= Task objective =
Exclude the pictures and return every line exactly as written.

= Input data =

--

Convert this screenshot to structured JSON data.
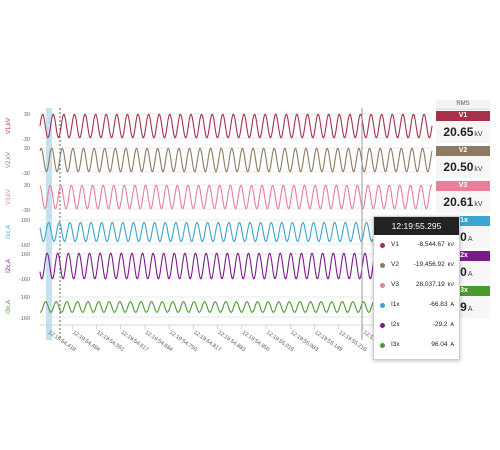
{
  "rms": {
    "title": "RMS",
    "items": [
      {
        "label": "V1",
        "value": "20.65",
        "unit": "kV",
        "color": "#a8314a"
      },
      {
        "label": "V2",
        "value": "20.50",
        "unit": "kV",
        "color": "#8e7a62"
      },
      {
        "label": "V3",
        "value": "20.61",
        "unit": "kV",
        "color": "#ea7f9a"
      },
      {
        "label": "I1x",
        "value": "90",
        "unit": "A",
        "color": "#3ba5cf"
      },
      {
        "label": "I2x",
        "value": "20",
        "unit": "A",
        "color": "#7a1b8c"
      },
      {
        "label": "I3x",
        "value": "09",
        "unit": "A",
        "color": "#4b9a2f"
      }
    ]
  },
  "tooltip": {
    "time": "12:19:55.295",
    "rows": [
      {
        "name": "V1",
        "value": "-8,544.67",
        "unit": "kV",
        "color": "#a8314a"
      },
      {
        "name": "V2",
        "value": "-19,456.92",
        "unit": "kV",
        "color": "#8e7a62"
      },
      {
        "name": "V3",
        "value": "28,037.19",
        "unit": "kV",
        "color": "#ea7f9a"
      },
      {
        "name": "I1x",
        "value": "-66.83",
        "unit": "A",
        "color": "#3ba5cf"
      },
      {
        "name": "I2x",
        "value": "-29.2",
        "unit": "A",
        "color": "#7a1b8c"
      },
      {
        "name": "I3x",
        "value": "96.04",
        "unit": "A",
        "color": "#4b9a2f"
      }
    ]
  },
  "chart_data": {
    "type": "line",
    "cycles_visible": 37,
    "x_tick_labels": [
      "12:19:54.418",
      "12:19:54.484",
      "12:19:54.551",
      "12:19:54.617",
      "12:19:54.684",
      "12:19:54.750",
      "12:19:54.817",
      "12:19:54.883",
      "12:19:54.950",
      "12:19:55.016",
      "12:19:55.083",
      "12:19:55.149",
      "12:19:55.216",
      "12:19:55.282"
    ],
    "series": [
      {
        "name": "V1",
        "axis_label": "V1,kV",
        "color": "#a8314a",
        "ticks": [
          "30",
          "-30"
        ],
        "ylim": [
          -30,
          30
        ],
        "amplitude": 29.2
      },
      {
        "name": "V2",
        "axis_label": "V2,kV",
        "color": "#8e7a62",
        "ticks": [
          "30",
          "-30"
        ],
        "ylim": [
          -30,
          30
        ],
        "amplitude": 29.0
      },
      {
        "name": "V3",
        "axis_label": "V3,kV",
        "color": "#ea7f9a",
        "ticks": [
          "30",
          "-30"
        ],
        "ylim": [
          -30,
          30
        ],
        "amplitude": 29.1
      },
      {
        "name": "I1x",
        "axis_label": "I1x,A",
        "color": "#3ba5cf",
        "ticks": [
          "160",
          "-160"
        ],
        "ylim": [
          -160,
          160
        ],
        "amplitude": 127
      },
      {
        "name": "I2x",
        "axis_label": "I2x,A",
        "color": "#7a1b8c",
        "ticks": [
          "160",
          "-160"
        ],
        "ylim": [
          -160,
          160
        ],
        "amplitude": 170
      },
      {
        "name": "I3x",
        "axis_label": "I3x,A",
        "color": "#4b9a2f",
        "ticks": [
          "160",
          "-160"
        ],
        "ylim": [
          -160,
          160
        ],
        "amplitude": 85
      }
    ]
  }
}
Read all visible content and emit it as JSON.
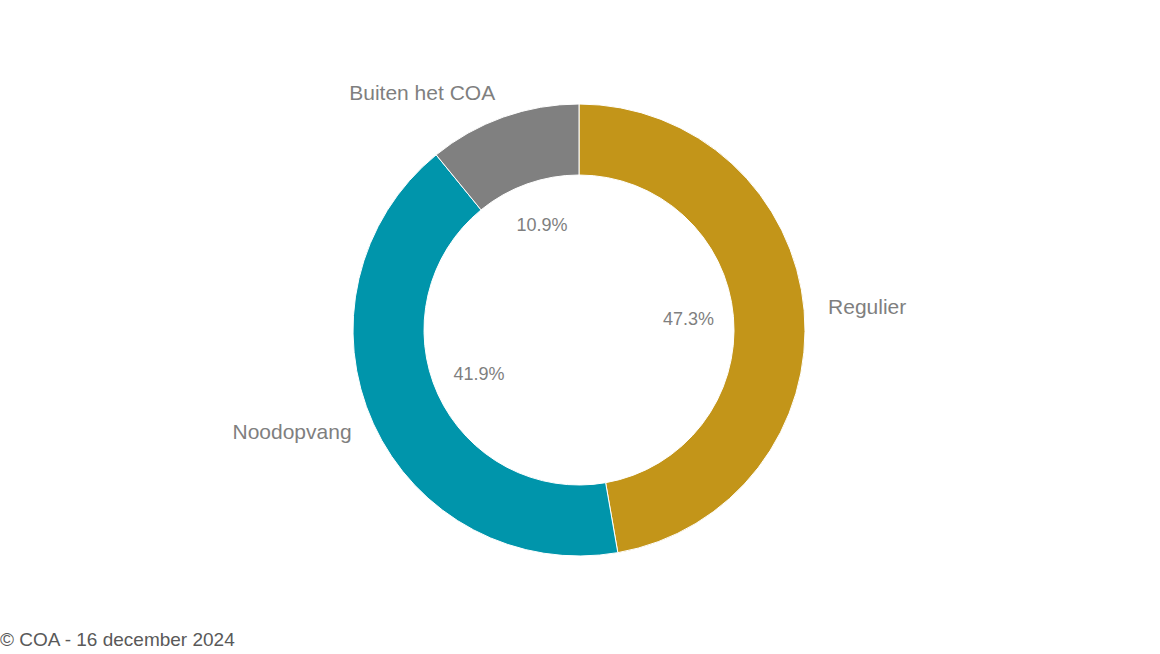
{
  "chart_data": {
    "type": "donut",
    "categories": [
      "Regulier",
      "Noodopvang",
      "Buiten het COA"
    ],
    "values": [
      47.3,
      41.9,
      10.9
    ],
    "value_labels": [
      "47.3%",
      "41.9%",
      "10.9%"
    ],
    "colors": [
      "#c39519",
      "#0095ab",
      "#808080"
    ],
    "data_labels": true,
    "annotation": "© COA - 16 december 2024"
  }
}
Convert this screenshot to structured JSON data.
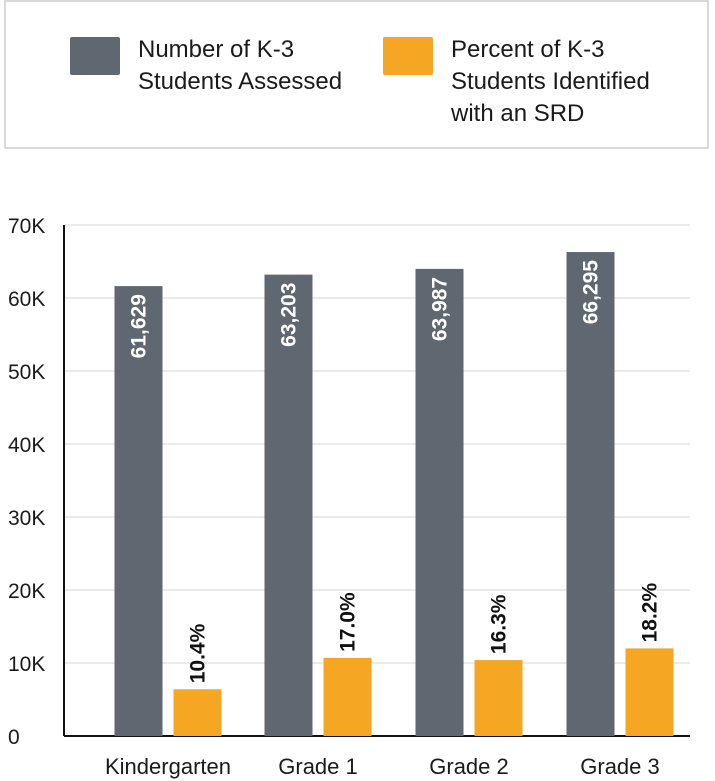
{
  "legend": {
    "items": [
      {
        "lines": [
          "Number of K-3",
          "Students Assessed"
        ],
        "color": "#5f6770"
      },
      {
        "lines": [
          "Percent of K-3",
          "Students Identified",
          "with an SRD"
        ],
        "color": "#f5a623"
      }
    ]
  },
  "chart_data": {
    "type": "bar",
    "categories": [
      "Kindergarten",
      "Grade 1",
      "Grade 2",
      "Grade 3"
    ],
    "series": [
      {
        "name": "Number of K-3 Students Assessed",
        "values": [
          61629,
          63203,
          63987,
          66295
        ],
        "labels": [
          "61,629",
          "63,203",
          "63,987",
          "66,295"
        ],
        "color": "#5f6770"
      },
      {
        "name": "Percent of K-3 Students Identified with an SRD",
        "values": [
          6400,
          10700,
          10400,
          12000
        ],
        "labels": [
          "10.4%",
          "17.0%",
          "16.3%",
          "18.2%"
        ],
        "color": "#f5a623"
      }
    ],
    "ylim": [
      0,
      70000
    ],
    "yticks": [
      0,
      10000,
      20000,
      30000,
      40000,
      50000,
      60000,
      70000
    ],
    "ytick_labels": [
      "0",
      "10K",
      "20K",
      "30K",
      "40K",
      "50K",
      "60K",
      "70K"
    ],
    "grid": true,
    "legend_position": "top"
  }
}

--

= Problem solution =
Convert this screenshot to structured JSON data.
{
  "rms": {
    "title": "RMS",
    "items": [
      {
        "label": "V1",
        "value": "20.65",
        "unit": "kV",
        "color": "#a8314a"
      },
      {
        "label": "V2",
        "value": "20.50",
        "unit": "kV",
        "color": "#8e7a62"
      },
      {
        "label": "V3",
        "value": "20.61",
        "unit": "kV",
        "color": "#ea7f9a"
      },
      {
        "label": "I1x",
        "value": "90",
        "unit": "A",
        "color": "#3ba5cf"
      },
      {
        "label": "I2x",
        "value": "20",
        "unit": "A",
        "color": "#7a1b8c"
      },
      {
        "label": "I3x",
        "value": "09",
        "unit": "A",
        "color": "#4b9a2f"
      }
    ]
  },
  "tooltip": {
    "time": "12:19:55.295",
    "rows": [
      {
        "name": "V1",
        "value": "-8,544.67",
        "unit": "kV",
        "color": "#a8314a"
      },
      {
        "name": "V2",
        "value": "-19,456.92",
        "unit": "kV",
        "color": "#8e7a62"
      },
      {
        "name": "V3",
        "value": "28,037.19",
        "unit": "kV",
        "color": "#ea7f9a"
      },
      {
        "name": "I1x",
        "value": "-66.83",
        "unit": "A",
        "color": "#3ba5cf"
      },
      {
        "name": "I2x",
        "value": "-29.2",
        "unit": "A",
        "color": "#7a1b8c"
      },
      {
        "name": "I3x",
        "value": "96.04",
        "unit": "A",
        "color": "#4b9a2f"
      }
    ]
  },
  "chart_data": {
    "type": "line",
    "cycles_visible": 37,
    "x_tick_labels": [
      "12:19:54.418",
      "12:19:54.484",
      "12:19:54.551",
      "12:19:54.617",
      "12:19:54.684",
      "12:19:54.750",
      "12:19:54.817",
      "12:19:54.883",
      "12:19:54.950",
      "12:19:55.016",
      "12:19:55.083",
      "12:19:55.149",
      "12:19:55.216",
      "12:19:55.282"
    ],
    "series": [
      {
        "name": "V1",
        "axis_label": "V1,kV",
        "color": "#a8314a",
        "ticks": [
          "30",
          "-30"
        ],
        "ylim": [
          -30,
          30
        ],
        "amplitude": 29.2
      },
      {
        "name": "V2",
        "axis_label": "V2,kV",
        "color": "#8e7a62",
        "ticks": [
          "30",
          "-30"
        ],
        "ylim": [
          -30,
          30
        ],
        "amplitude": 29.0
      },
      {
        "name": "V3",
        "axis_label": "V3,kV",
        "color": "#ea7f9a",
        "ticks": [
          "30",
          "-30"
        ],
        "ylim": [
          -30,
          30
        ],
        "amplitude": 29.1
      },
      {
        "name": "I1x",
        "axis_label": "I1x,A",
        "color": "#3ba5cf",
        "ticks": [
          "160",
          "-160"
        ],
        "ylim": [
          -160,
          160
        ],
        "amplitude": 127
      },
      {
        "name": "I2x",
        "axis_label": "I2x,A",
        "color": "#7a1b8c",
        "ticks": [
          "160",
          "-160"
        ],
        "ylim": [
          -160,
          160
        ],
        "amplitude": 170
      },
      {
        "name": "I3x",
        "axis_label": "I3x,A",
        "color": "#4b9a2f",
        "ticks": [
          "160",
          "-160"
        ],
        "ylim": [
          -160,
          160
        ],
        "amplitude": 85
      }
    ]
  }
}
Read all visible content and emit it as JSON.
{
  "chart_data": {
    "type": "donut",
    "categories": [
      "Regulier",
      "Noodopvang",
      "Buiten het COA"
    ],
    "values": [
      47.3,
      41.9,
      10.9
    ],
    "value_labels": [
      "47.3%",
      "41.9%",
      "10.9%"
    ],
    "colors": [
      "#c39519",
      "#0095ab",
      "#808080"
    ],
    "data_labels": true,
    "annotation": "© COA - 16 december 2024"
  }
}
Convert this screenshot to structured JSON data.
{
  "legend": {
    "items": [
      {
        "lines": [
          "Number of K-3",
          "Students Assessed"
        ],
        "color": "#5f6770"
      },
      {
        "lines": [
          "Percent of K-3",
          "Students Identified",
          "with an SRD"
        ],
        "color": "#f5a623"
      }
    ]
  },
  "chart_data": {
    "type": "bar",
    "categories": [
      "Kindergarten",
      "Grade 1",
      "Grade 2",
      "Grade 3"
    ],
    "series": [
      {
        "name": "Number of K-3 Students Assessed",
        "values": [
          61629,
          63203,
          63987,
          66295
        ],
        "labels": [
          "61,629",
          "63,203",
          "63,987",
          "66,295"
        ],
        "color": "#5f6770"
      },
      {
        "name": "Percent of K-3 Students Identified with an SRD",
        "values": [
          6400,
          10700,
          10400,
          12000
        ],
        "labels": [
          "10.4%",
          "17.0%",
          "16.3%",
          "18.2%"
        ],
        "color": "#f5a623"
      }
    ],
    "ylim": [
      0,
      70000
    ],
    "yticks": [
      0,
      10000,
      20000,
      30000,
      40000,
      50000,
      60000,
      70000
    ],
    "ytick_labels": [
      "0",
      "10K",
      "20K",
      "30K",
      "40K",
      "50K",
      "60K",
      "70K"
    ],
    "grid": true,
    "legend_position": "top"
  }
}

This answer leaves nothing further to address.